◆ Aim of the task ◆
Read the lines that follow and pick out every one containing the word "territoriales".

◆ Items ◆
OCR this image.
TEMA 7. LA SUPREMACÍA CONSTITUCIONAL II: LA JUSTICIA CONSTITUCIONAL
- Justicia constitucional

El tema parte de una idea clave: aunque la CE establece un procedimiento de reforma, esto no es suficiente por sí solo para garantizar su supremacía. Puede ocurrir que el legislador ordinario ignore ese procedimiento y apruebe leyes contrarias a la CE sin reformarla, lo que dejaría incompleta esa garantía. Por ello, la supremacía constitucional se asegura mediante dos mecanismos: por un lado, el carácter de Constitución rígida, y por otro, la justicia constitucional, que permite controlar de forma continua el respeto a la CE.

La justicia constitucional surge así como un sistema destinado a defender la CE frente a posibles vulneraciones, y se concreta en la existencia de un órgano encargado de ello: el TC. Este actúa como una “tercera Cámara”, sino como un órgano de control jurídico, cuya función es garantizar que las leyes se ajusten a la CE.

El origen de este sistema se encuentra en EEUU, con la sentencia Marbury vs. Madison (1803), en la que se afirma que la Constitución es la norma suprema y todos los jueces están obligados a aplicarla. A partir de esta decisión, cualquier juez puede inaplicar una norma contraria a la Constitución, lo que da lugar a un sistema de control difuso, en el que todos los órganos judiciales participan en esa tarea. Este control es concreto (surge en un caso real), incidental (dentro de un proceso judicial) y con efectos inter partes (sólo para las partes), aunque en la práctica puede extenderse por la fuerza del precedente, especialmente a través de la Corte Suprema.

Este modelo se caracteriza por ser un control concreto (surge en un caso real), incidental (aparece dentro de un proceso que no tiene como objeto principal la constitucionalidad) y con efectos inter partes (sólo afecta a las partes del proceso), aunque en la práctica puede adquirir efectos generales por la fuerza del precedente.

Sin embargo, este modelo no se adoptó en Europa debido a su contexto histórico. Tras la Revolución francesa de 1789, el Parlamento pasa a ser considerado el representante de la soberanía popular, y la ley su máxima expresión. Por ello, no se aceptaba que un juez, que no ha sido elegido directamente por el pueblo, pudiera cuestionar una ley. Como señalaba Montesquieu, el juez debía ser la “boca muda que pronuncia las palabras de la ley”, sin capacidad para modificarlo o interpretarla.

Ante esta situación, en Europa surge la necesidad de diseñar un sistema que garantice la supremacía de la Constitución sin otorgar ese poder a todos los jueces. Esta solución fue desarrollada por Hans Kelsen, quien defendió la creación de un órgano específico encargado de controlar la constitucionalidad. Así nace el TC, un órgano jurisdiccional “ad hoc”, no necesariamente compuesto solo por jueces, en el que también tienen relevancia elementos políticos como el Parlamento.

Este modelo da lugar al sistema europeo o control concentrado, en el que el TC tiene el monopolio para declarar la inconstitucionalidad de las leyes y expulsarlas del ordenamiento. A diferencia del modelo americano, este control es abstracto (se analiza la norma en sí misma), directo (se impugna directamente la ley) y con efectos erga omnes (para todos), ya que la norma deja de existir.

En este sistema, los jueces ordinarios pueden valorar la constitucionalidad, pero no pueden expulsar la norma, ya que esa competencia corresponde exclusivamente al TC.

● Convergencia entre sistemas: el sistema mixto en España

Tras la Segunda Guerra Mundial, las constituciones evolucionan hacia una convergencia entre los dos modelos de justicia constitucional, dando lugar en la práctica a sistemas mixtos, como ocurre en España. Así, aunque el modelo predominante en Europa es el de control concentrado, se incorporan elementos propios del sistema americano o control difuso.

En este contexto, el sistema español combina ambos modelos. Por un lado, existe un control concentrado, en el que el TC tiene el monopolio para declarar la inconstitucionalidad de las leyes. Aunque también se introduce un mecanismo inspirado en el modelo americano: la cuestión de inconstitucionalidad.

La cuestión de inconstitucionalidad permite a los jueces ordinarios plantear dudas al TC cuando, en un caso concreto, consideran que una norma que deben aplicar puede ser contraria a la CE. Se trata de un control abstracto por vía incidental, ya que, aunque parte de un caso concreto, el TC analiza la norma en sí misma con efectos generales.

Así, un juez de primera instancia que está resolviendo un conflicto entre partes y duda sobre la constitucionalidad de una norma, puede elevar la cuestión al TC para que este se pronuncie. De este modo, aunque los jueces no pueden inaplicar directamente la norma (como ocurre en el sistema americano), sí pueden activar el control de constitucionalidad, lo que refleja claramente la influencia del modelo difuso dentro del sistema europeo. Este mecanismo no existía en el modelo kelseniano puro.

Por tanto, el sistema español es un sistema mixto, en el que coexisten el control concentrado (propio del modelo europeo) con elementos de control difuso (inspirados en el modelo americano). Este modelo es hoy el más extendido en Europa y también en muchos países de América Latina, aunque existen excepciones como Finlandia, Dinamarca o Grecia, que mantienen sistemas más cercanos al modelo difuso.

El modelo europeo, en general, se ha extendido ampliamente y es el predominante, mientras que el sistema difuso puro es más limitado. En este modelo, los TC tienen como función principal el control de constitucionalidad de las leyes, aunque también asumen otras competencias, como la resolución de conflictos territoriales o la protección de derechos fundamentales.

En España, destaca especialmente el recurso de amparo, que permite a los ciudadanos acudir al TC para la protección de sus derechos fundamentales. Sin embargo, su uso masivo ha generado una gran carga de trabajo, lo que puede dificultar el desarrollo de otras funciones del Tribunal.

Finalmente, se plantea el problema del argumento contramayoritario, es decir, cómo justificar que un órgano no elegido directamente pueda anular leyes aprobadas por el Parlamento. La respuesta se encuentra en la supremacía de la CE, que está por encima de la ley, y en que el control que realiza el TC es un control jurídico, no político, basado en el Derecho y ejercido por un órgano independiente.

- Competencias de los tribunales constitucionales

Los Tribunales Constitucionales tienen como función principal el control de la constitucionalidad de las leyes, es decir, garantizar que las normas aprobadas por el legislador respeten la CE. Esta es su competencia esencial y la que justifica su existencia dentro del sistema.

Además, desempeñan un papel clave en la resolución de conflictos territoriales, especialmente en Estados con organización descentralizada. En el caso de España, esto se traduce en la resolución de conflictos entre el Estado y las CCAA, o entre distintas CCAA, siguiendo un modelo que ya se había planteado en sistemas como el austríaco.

◆ Correct answer ◆
El modelo europeo, en general, se ha extendido ampliamente y es el predominante, mientras que el sistema difuso puro es más limitado. En este modelo, los TC tienen como función principal el control de constitucionalidad de las leyes, aunque también asumen otras competencias, como la resolución de conflictos territoriales o la protección de derechos fundamentales.
Además, desempeñan un papel clave en la resolución de conflictos territoriales, especialmente en Estados con organización descentralizada. En el caso de España, esto se traduce en la resolución de conflictos entre el Estado y las CCAA, o entre distintas CCAA, siguiendo un modelo que ya se había planteado en sistemas como el austríaco.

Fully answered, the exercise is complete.